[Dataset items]

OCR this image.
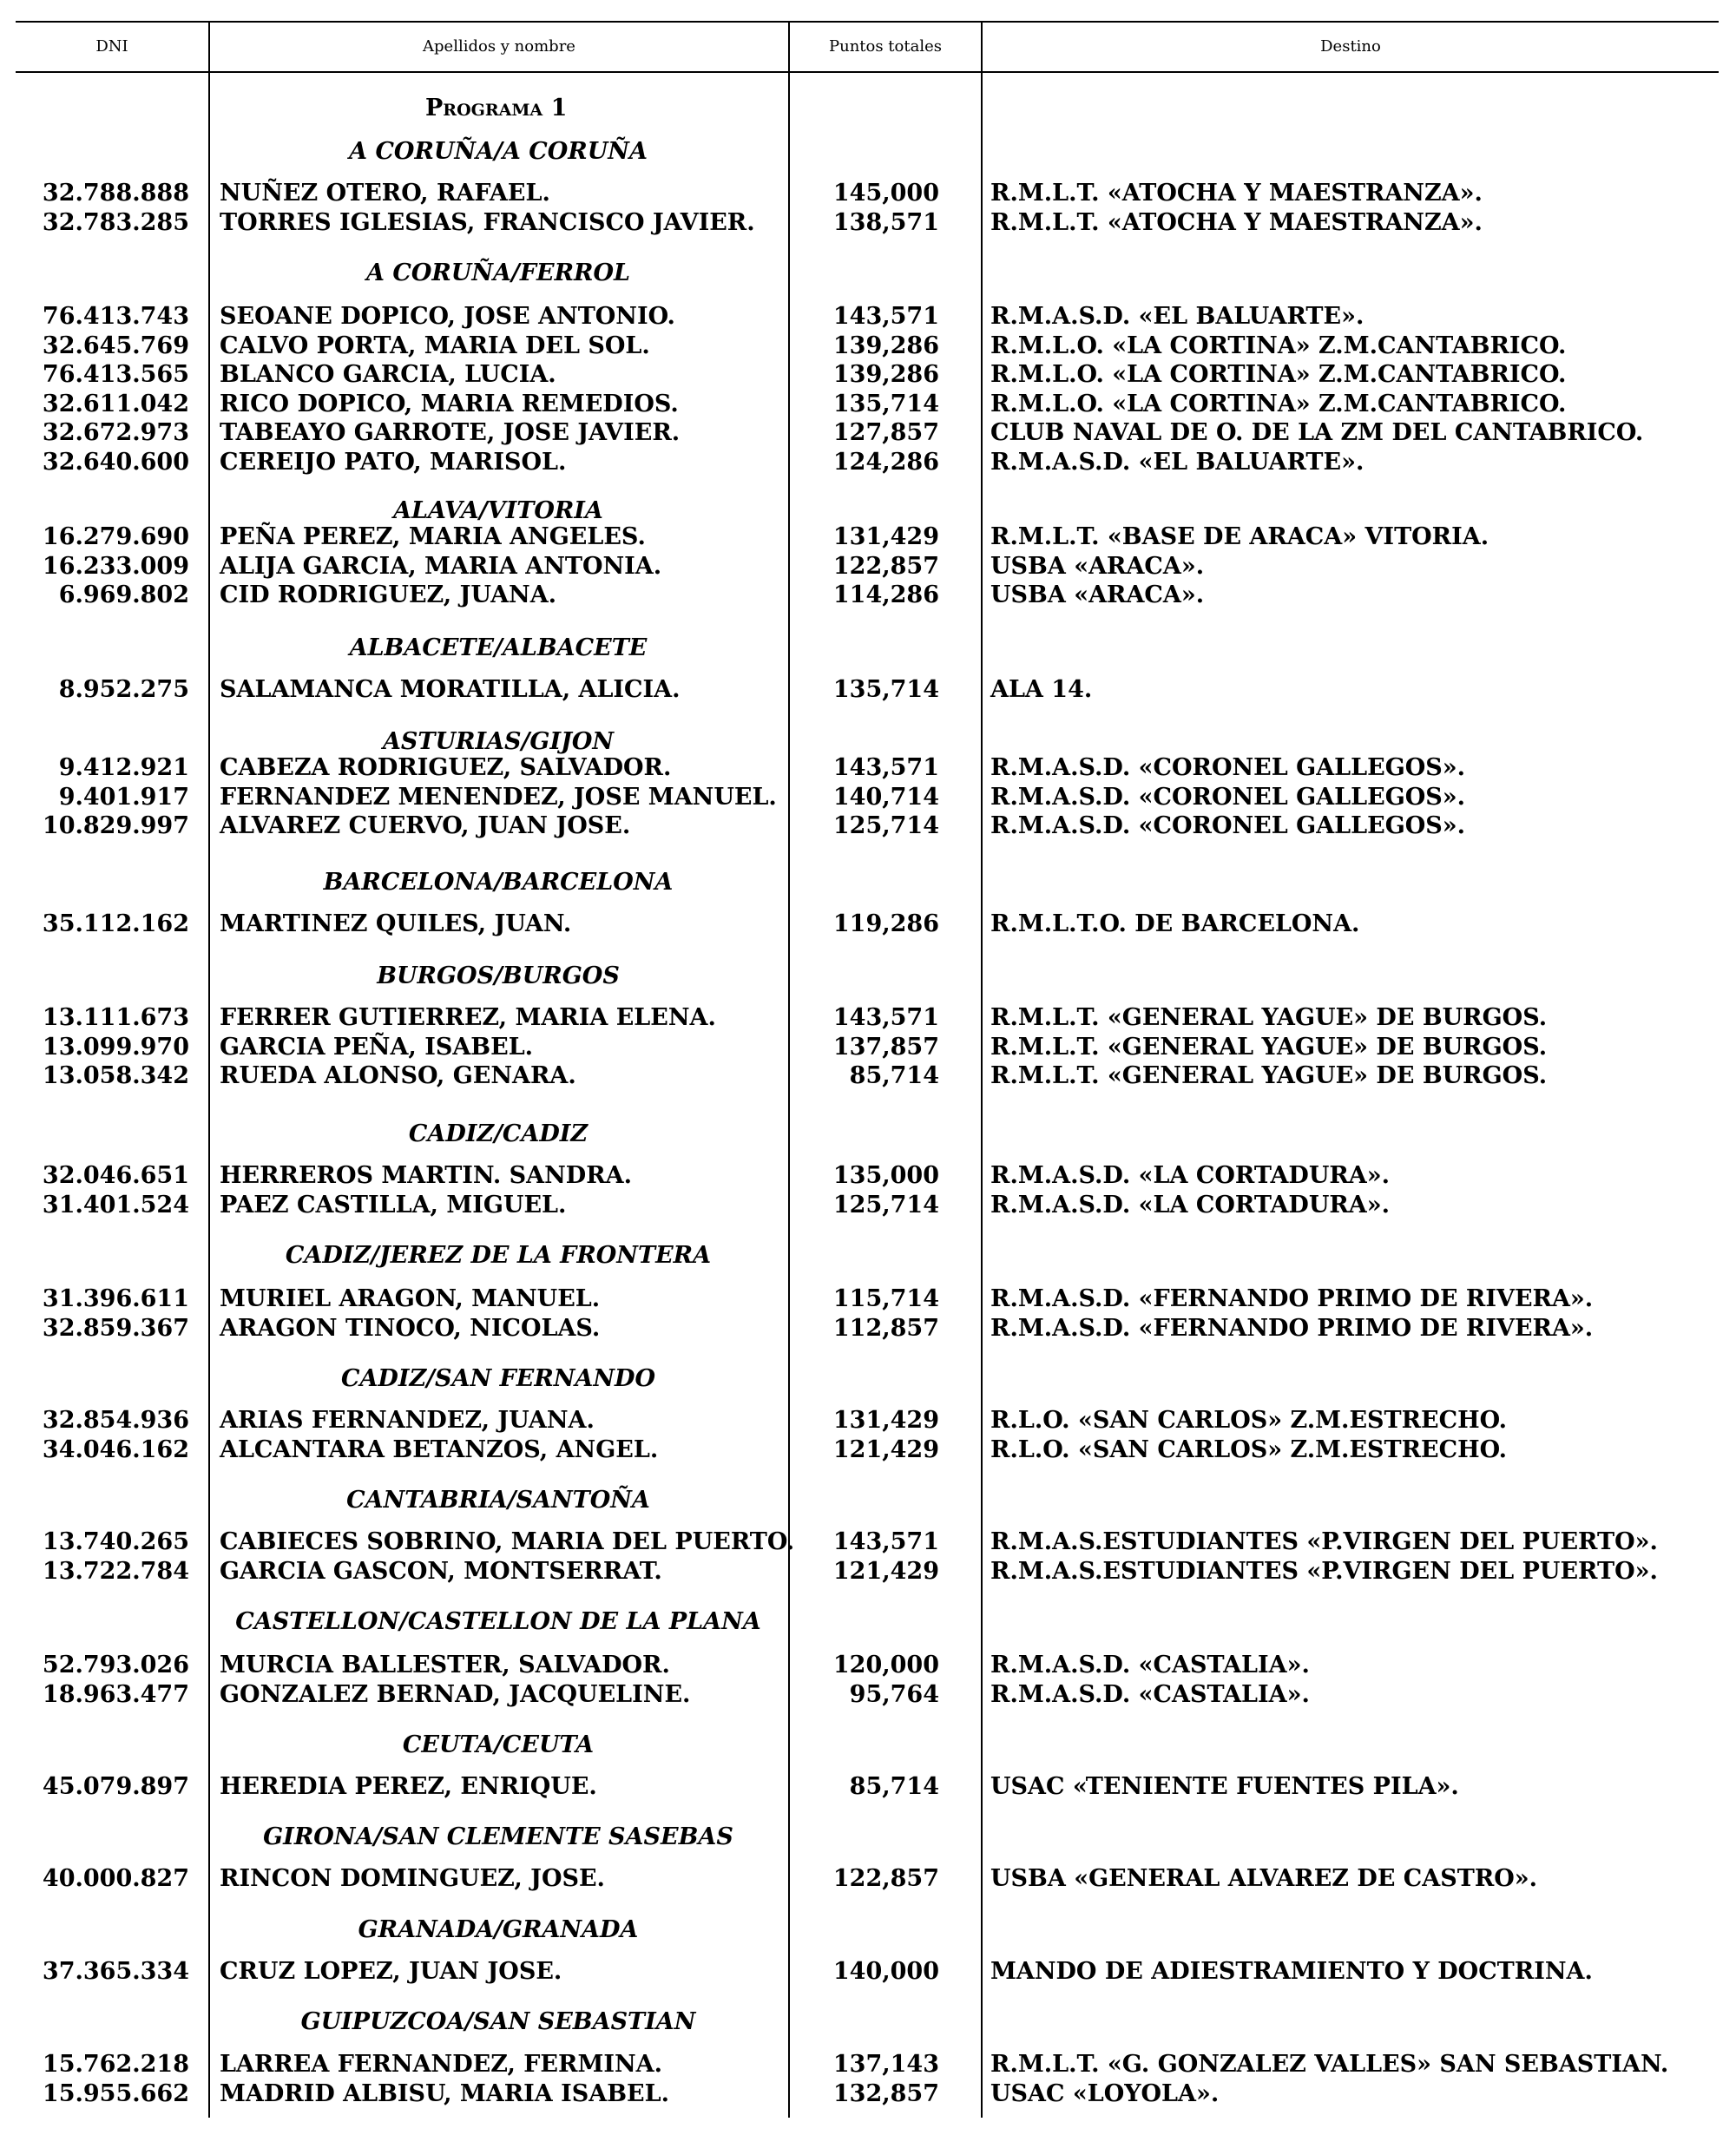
DNI	Apellidos y nombre	Puntos totales	Destino
Programa 1
A CORUÑA/A CORUÑA
32.788.888 NUÑEZ OTERO, RAFAEL.	145,000 R.M.L.T. «ATOCHA Y MAESTRANZA».
32.783.285 TORRES IGLESIAS, FRANCISCO JAVIER.	138,571 R.M.L.T. «ATOCHA Y MAESTRANZA».
A CORUÑA/FERROL
76.413.743 SEOANE DOPICO, JOSE ANTONIO.	143,571 R.M.A.S.D. «EL BALUARTE».
32.645.769 CALVO PORTA, MARIA DEL SOL.	139,286 R.M.L.O. «LA CORTINA» Z.M.CANTABRICO.
76.413.565 BLANCO GARCIA, LUCIA.	139,286 R.M.L.O. «LA CORTINA» Z.M.CANTABRICO.
32.611.042 RICO DOPICO, MARIA REMEDIOS.	135,714 R.M.L.O. «LA CORTINA» Z.M.CANTABRICO.
32.672.973 TABEAYO GARROTE, JOSE JAVIER.	127,857 CLUB NAVAL DE O. DE LA ZM DEL CANTABRICO.
32.640.600 CEREIJO PATO, MARISOL.	124,286 R.M.A.S.D. «EL BALUARTE».
ALAVA/VITORIA
16.279.690 PEÑA PEREZ, MARIA ANGELES.	131,429 R.M.L.T. «BASE DE ARACA» VITORIA.
16.233.009 ALIJA GARCIA, MARIA ANTONIA.	122,857 USBA «ARACA».
6.969.802 CID RODRIGUEZ, JUANA.	114,286 USBA «ARACA».
ALBACETE/ALBACETE
8.952.275 SALAMANCA MORATILLA, ALICIA.	135,714 ALA 14.
ASTURIAS/GIJON
9.412.921 CABEZA RODRIGUEZ, SALVADOR.	143,571 R.M.A.S.D. «CORONEL GALLEGOS».
9.401.917 FERNANDEZ MENENDEZ, JOSE MANUEL.	140,714 R.M.A.S.D. «CORONEL GALLEGOS».
10.829.997 ALVAREZ CUERVO, JUAN JOSE.	125,714 R.M.A.S.D. «CORONEL GALLEGOS».
BARCELONA/BARCELONA
35.112.162 MARTINEZ QUILES, JUAN.	119,286 R.M.L.T.O. DE BARCELONA.
BURGOS/BURGOS
13.111.673 FERRER GUTIERREZ, MARIA ELENA.	143,571 R.M.L.T. «GENERAL YAGUE» DE BURGOS.
13.099.970 GARCIA PEÑA, ISABEL.	137,857 R.M.L.T. «GENERAL YAGUE» DE BURGOS.
13.058.342 RUEDA ALONSO, GENARA.	85,714 R.M.L.T. «GENERAL YAGUE» DE BURGOS.
CADIZ/CADIZ
32.046.651 HERREROS MARTIN. SANDRA.	135,000 R.M.A.S.D. «LA CORTADURA».
31.401.524 PAEZ CASTILLA, MIGUEL.	125,714 R.M.A.S.D. «LA CORTADURA».
CADIZ/JEREZ DE LA FRONTERA
31.396.611 MURIEL ARAGON, MANUEL.	115,714 R.M.A.S.D. «FERNANDO PRIMO DE RIVERA».
32.859.367 ARAGON TINOCO, NICOLAS.	112,857 R.M.A.S.D. «FERNANDO PRIMO DE RIVERA».
CADIZ/SAN FERNANDO
32.854.936 ARIAS FERNANDEZ, JUANA.	131,429 R.L.O. «SAN CARLOS» Z.M.ESTRECHO.
34.046.162 ALCANTARA BETANZOS, ANGEL.	121,429 R.L.O. «SAN CARLOS» Z.M.ESTRECHO.
CANTABRIA/SANTOÑA
13.740.265 CABIECES SOBRINO, MARIA DEL PUERTO.	143,571 R.M.A.S.ESTUDIANTES «P.VIRGEN DEL PUERTO».
13.722.784 GARCIA GASCON, MONTSERRAT.	121,429 R.M.A.S.ESTUDIANTES «P.VIRGEN DEL PUERTO».
CASTELLON/CASTELLON DE LA PLANA
52.793.026 MURCIA BALLESTER, SALVADOR.	120,000 R.M.A.S.D. «CASTALIA».
18.963.477 GONZALEZ BERNAD, JACQUELINE.	95,764 R.M.A.S.D. «CASTALIA».
CEUTA/CEUTA
45.079.897 HEREDIA PEREZ, ENRIQUE.	85,714 USAC «TENIENTE FUENTES PILA».
GIRONA/SAN CLEMENTE SASEBAS
40.000.827 RINCON DOMINGUEZ, JOSE.	122,857 USBA «GENERAL ALVAREZ DE CASTRO».
GRANADA/GRANADA
37.365.334 CRUZ LOPEZ, JUAN JOSE.	140,000 MANDO DE ADIESTRAMIENTO Y DOCTRINA.
GUIPUZCOA/SAN SEBASTIAN
15.762.218 LARREA FERNANDEZ, FERMINA.	137,143 R.M.L.T. «G. GONZALEZ VALLES» SAN SEBASTIAN.
15.955.662 MADRID ALBISU, MARIA ISABEL.	132,857 USAC «LOYOLA».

• _WRITTEN TASK_: Return the material word for word. Pictures are not part of the copy.

• _FINISHED EXERCISE_:
OCR this image.
DNI	Apellidos y nombre	Puntos totales	Destino
Programa 1
A CORUÑA/A CORUÑA
32.788.888 NUÑEZ OTERO, RAFAEL.	145,000 R.M.L.T. «ATOCHA Y MAESTRANZA».
32.783.285 TORRES IGLESIAS, FRANCISCO JAVIER.	138,571 R.M.L.T. «ATOCHA Y MAESTRANZA».
A CORUÑA/FERROL
76.413.743 SEOANE DOPICO, JOSE ANTONIO.	143,571 R.M.A.S.D. «EL BALUARTE».
32.645.769 CALVO PORTA, MARIA DEL SOL.	139,286 R.M.L.O. «LA CORTINA» Z.M.CANTABRICO.
76.413.565 BLANCO GARCIA, LUCIA.	139,286 R.M.L.O. «LA CORTINA» Z.M.CANTABRICO.
32.611.042 RICO DOPICO, MARIA REMEDIOS.	135,714 R.M.L.O. «LA CORTINA» Z.M.CANTABRICO.
32.672.973 TABEAYO GARROTE, JOSE JAVIER.	127,857 CLUB NAVAL DE O. DE LA ZM DEL CANTABRICO.
32.640.600 CEREIJO PATO, MARISOL.	124,286 R.M.A.S.D. «EL BALUARTE».
ALAVA/VITORIA
16.279.690 PEÑA PEREZ, MARIA ANGELES.	131,429 R.M.L.T. «BASE DE ARACA» VITORIA.
16.233.009 ALIJA GARCIA, MARIA ANTONIA.	122,857 USBA «ARACA».
6.969.802 CID RODRIGUEZ, JUANA.	114,286 USBA «ARACA».
ALBACETE/ALBACETE
8.952.275 SALAMANCA MORATILLA, ALICIA.	135,714 ALA 14.
ASTURIAS/GIJON
9.412.921 CABEZA RODRIGUEZ, SALVADOR.	143,571 R.M.A.S.D. «CORONEL GALLEGOS».
9.401.917 FERNANDEZ MENENDEZ, JOSE MANUEL.	140,714 R.M.A.S.D. «CORONEL GALLEGOS».
10.829.997 ALVAREZ CUERVO, JUAN JOSE.	125,714 R.M.A.S.D. «CORONEL GALLEGOS».
BARCELONA/BARCELONA
35.112.162 MARTINEZ QUILES, JUAN.	119,286 R.M.L.T.O. DE BARCELONA.
BURGOS/BURGOS
13.111.673 FERRER GUTIERREZ, MARIA ELENA.	143,571 R.M.L.T. «GENERAL YAGUE» DE BURGOS.
13.099.970 GARCIA PEÑA, ISABEL.	137,857 R.M.L.T. «GENERAL YAGUE» DE BURGOS.
13.058.342 RUEDA ALONSO, GENARA.	85,714 R.M.L.T. «GENERAL YAGUE» DE BURGOS.
CADIZ/CADIZ
32.046.651 HERREROS MARTIN. SANDRA.	135,000 R.M.A.S.D. «LA CORTADURA».
31.401.524 PAEZ CASTILLA, MIGUEL.	125,714 R.M.A.S.D. «LA CORTADURA».
CADIZ/JEREZ DE LA FRONTERA
31.396.611 MURIEL ARAGON, MANUEL.	115,714 R.M.A.S.D. «FERNANDO PRIMO DE RIVERA».
32.859.367 ARAGON TINOCO, NICOLAS.	112,857 R.M.A.S.D. «FERNANDO PRIMO DE RIVERA».
CADIZ/SAN FERNANDO
32.854.936 ARIAS FERNANDEZ, JUANA.	131,429 R.L.O. «SAN CARLOS» Z.M.ESTRECHO.
34.046.162 ALCANTARA BETANZOS, ANGEL.	121,429 R.L.O. «SAN CARLOS» Z.M.ESTRECHO.
CANTABRIA/SANTOÑA
13.740.265 CABIECES SOBRINO, MARIA DEL PUERTO.	143,571 R.M.A.S.ESTUDIANTES «P.VIRGEN DEL PUERTO».
13.722.784 GARCIA GASCON, MONTSERRAT.	121,429 R.M.A.S.ESTUDIANTES «P.VIRGEN DEL PUERTO».
CASTELLON/CASTELLON DE LA PLANA
52.793.026 MURCIA BALLESTER, SALVADOR.	120,000 R.M.A.S.D. «CASTALIA».
18.963.477 GONZALEZ BERNAD, JACQUELINE.	95,764 R.M.A.S.D. «CASTALIA».
CEUTA/CEUTA
45.079.897 HEREDIA PEREZ, ENRIQUE.	85,714 USAC «TENIENTE FUENTES PILA».
GIRONA/SAN CLEMENTE SASEBAS
40.000.827 RINCON DOMINGUEZ, JOSE.	122,857 USBA «GENERAL ALVAREZ DE CASTRO».
GRANADA/GRANADA
37.365.334 CRUZ LOPEZ, JUAN JOSE.	140,000 MANDO DE ADIESTRAMIENTO Y DOCTRINA.
GUIPUZCOA/SAN SEBASTIAN
15.762.218 LARREA FERNANDEZ, FERMINA.	137,143 R.M.L.T. «G. GONZALEZ VALLES» SAN SEBASTIAN.
15.955.662 MADRID ALBISU, MARIA ISABEL.	132,857 USAC «LOYOLA».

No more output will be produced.